11th Grade Essay - English Law and American Founding


Our 16 year old daughter is reading Roots of American Order and writing a daily essay. Here's her fifth essay on the book, regarding English government forms evident in America's founding:

The United States in its infancy was called New England. But it was New England in more than people, although nearly all her first inhabitants were former English citizens. The young country differed from England in many ways, but in many ways she also held fast to her mother country. English government was the nearest example that our founding fathers had to learn from, so it is natural that many of our government procedures etcetera should be derived from England's system.

--------------------

What you need to do:
[A] Please rewrite the essay from "The United States" up to and including "from England's system.", replacing "mother country" with "parent country".
[B] According to the essay, what was the nearest example the founding fathers had to learn from?
The items have no part in this exercise.

Information provided:
--------------------

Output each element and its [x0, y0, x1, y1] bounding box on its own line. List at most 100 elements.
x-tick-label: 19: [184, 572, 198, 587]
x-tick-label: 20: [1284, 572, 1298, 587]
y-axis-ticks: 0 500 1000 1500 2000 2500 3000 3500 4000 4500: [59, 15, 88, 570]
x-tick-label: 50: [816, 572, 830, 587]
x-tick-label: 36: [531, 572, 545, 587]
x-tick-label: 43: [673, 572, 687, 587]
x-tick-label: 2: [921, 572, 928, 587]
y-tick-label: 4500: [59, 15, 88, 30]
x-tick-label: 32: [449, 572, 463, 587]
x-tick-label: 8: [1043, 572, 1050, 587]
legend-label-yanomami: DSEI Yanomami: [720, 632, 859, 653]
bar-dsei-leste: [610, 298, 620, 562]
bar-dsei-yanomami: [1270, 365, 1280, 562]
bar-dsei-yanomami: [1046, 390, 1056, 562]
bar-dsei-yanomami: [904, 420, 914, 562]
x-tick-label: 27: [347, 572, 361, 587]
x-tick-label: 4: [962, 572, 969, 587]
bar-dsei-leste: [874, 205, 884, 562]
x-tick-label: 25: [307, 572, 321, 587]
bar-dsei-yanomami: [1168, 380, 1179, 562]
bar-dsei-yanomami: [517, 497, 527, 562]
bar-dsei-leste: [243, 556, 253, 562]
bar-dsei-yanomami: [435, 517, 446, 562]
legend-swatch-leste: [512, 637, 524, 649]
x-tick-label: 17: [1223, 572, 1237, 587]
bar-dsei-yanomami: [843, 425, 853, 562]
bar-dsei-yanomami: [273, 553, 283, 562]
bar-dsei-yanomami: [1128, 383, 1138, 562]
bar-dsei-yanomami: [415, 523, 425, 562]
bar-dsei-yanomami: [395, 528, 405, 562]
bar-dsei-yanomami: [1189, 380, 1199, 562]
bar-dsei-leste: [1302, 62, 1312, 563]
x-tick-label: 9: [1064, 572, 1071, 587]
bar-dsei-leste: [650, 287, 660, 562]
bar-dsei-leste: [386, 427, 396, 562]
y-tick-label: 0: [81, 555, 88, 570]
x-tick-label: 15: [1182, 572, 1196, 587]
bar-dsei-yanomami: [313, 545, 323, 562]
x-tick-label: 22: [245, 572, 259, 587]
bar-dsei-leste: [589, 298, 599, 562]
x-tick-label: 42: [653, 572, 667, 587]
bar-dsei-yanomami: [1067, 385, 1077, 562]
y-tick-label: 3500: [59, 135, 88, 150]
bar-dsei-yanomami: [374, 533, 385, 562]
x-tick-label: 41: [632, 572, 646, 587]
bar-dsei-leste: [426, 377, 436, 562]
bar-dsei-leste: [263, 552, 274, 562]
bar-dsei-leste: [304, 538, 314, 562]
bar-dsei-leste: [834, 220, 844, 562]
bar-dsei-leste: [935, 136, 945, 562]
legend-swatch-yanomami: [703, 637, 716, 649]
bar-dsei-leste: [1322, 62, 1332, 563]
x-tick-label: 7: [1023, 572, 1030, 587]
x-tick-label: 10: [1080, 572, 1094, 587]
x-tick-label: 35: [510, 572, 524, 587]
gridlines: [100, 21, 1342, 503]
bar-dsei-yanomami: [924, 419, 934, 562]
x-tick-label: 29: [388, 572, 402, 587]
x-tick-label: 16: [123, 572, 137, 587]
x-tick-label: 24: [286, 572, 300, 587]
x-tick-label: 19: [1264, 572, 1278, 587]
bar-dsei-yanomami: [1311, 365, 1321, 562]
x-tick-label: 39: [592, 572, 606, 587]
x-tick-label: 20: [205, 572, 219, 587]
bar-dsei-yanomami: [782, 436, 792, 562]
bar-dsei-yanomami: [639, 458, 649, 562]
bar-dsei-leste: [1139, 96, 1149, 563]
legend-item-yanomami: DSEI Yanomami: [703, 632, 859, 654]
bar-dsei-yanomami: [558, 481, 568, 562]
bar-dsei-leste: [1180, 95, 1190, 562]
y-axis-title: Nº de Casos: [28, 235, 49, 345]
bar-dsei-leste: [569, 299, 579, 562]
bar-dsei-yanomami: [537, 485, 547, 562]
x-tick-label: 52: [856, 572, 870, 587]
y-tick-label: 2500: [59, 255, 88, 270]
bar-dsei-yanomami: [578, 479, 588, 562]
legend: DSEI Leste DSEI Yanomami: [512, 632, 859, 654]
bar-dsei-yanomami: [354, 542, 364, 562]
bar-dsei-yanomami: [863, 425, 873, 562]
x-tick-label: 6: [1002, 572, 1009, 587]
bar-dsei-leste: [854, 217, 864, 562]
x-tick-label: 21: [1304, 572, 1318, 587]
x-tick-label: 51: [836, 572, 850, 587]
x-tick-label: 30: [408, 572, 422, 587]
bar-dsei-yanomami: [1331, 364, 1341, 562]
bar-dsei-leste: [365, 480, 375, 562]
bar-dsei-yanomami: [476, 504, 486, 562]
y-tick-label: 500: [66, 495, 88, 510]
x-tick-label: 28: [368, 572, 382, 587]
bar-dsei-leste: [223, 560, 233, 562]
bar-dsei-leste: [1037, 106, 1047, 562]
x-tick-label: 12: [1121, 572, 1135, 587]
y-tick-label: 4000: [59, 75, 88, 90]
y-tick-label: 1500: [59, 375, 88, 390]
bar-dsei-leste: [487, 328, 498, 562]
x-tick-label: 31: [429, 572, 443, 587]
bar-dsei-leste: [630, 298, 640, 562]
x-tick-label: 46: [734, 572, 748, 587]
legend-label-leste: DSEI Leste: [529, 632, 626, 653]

--------------------

Problem solutions:
[A]
The United States in its infancy was called New England. But it was New England in more than people, although nearly all her first inhabitants were former English citizens. The young country differed from England in many ways, but in many ways she also held fast to her parent country. English government was the nearest example that our founding fathers had to learn from, so it is natural that many of our government procedures etcetera should be derived from England's system.

[B] English government.